PROMPT — Pull out every line containing the string "Chat".

(Stored data entries)
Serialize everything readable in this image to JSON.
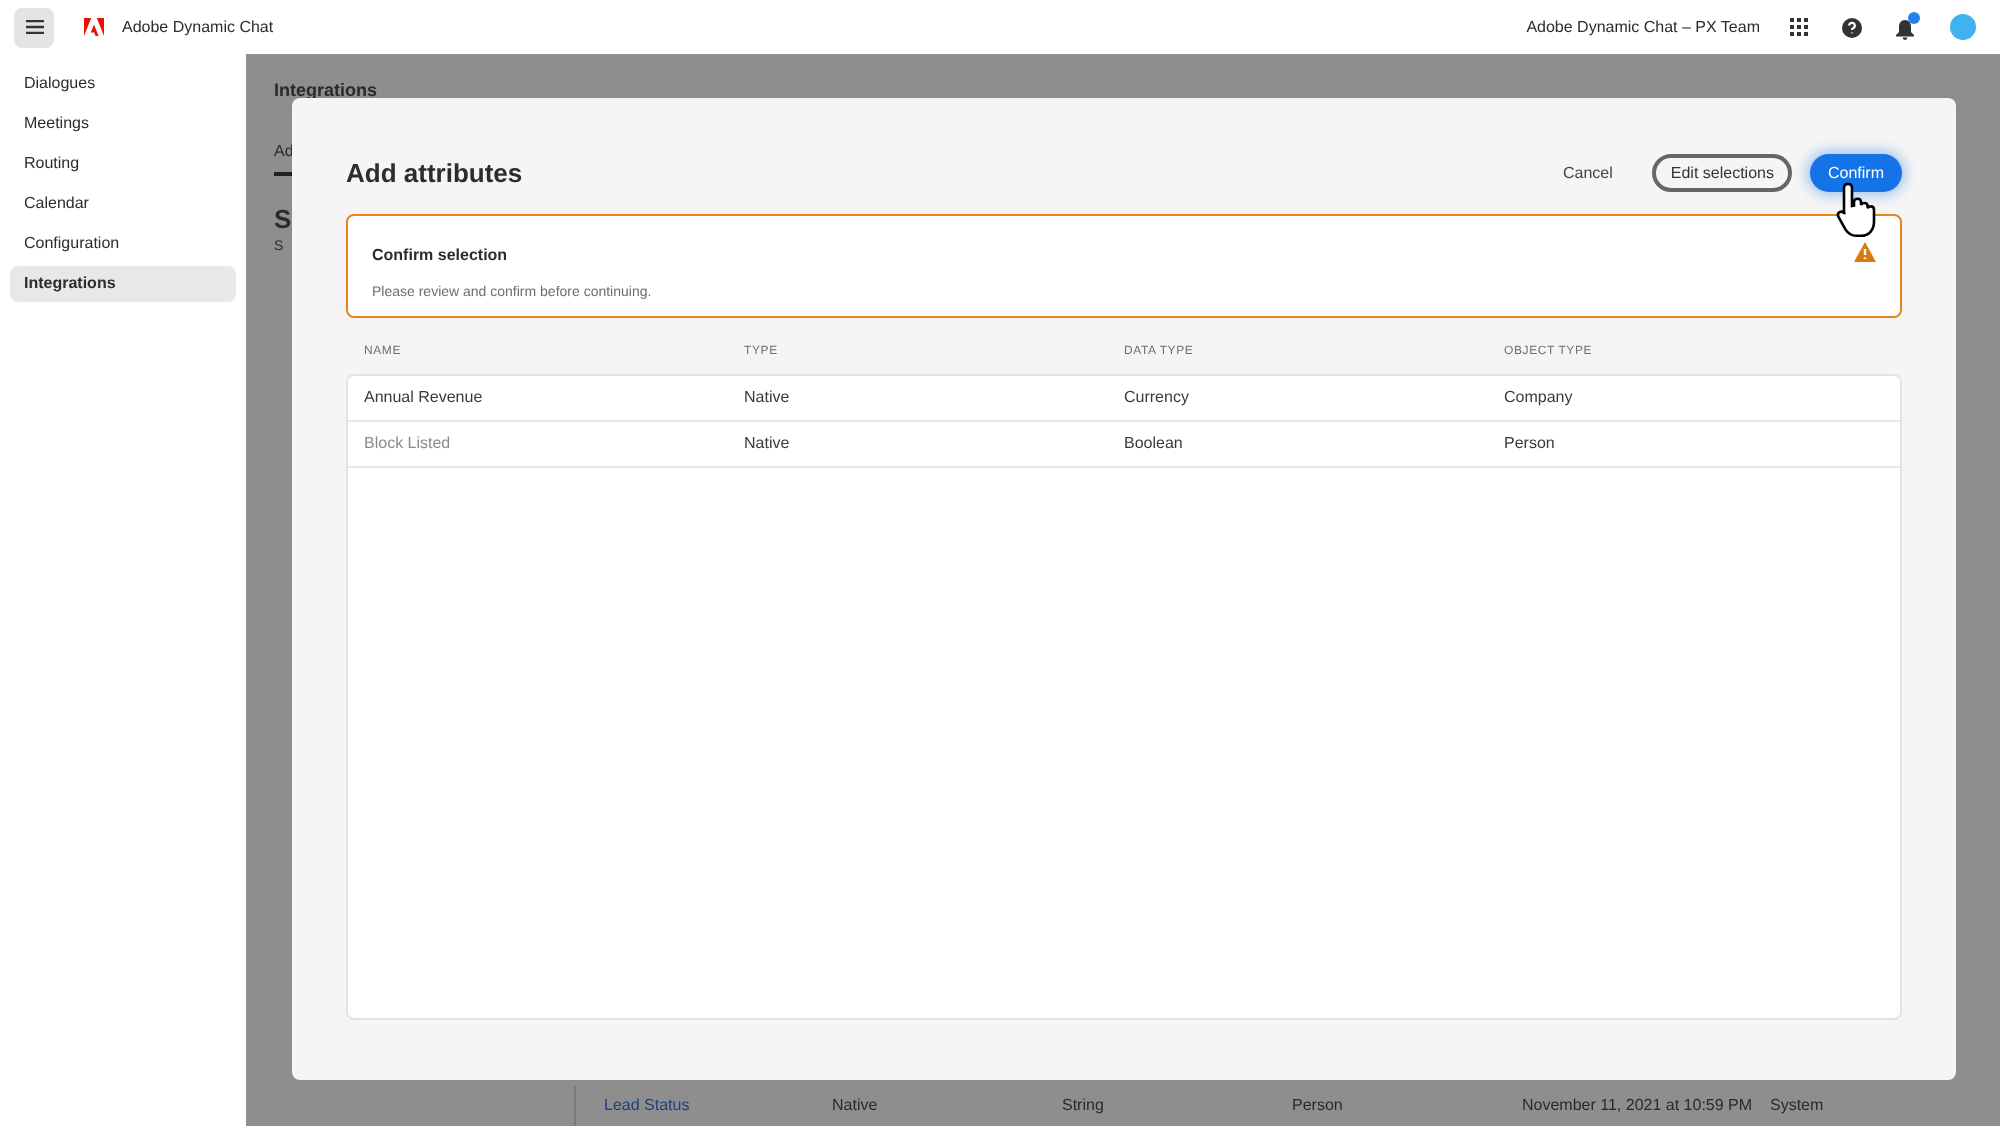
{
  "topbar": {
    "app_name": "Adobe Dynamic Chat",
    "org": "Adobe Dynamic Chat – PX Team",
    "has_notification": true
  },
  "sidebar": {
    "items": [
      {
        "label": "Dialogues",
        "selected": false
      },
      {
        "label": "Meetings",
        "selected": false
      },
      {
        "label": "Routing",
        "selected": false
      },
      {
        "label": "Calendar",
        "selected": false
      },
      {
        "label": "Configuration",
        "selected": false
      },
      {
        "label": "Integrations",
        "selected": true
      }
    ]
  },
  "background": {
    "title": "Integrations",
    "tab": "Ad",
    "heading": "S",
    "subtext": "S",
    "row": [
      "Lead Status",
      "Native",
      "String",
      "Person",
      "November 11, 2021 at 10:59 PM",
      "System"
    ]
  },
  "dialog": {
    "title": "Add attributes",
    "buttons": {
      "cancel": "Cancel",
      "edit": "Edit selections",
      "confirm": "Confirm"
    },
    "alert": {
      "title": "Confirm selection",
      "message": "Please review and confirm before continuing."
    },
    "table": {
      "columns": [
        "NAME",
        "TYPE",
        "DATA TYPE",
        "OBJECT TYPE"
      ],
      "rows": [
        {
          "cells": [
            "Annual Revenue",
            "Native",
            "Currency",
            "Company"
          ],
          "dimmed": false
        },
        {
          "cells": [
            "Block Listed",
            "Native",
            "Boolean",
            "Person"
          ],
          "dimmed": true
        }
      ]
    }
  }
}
...
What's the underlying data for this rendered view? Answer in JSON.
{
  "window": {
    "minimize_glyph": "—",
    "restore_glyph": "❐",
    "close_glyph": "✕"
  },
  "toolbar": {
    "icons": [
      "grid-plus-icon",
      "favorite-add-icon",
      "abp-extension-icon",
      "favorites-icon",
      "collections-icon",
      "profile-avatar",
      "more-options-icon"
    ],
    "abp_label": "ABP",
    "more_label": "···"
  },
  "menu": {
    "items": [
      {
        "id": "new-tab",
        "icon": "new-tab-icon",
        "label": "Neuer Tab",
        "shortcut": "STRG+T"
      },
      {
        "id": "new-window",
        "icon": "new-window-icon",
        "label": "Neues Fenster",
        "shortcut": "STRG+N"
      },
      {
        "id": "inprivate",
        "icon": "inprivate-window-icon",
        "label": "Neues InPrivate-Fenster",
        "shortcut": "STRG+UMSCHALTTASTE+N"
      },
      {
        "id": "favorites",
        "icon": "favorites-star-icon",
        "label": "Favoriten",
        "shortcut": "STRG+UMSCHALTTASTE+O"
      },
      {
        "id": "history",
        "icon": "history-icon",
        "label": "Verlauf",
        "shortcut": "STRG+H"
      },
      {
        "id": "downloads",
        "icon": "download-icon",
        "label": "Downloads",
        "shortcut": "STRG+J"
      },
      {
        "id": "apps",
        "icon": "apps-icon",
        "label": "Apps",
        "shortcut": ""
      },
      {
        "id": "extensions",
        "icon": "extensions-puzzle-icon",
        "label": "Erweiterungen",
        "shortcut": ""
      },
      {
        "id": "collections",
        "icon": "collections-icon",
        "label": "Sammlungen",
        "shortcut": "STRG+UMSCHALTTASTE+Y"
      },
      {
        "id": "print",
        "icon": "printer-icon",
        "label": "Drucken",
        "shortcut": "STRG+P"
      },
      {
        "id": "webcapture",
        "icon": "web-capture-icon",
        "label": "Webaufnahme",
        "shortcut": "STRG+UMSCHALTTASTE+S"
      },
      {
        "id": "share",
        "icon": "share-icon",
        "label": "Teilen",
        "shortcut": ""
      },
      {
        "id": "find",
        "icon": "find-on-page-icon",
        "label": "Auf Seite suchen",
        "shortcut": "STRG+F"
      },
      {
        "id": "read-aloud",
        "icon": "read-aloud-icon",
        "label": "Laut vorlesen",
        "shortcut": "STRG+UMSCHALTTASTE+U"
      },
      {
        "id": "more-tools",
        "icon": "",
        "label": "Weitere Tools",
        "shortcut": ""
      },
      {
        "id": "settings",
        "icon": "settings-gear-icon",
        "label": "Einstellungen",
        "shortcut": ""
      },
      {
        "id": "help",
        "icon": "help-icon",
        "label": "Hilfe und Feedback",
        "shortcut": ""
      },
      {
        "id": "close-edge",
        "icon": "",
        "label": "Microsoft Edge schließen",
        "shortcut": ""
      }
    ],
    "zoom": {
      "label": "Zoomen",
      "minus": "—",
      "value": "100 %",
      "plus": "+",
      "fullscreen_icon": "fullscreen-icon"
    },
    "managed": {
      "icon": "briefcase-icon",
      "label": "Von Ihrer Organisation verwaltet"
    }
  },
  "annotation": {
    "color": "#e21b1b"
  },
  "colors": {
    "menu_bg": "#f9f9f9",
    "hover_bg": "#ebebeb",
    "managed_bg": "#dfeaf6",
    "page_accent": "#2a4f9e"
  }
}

ANSWER TO THIS EXERCISE —
    "app_name": "Adobe Dynamic Chat",
    "org": "Adobe Dynamic Chat – PX Team",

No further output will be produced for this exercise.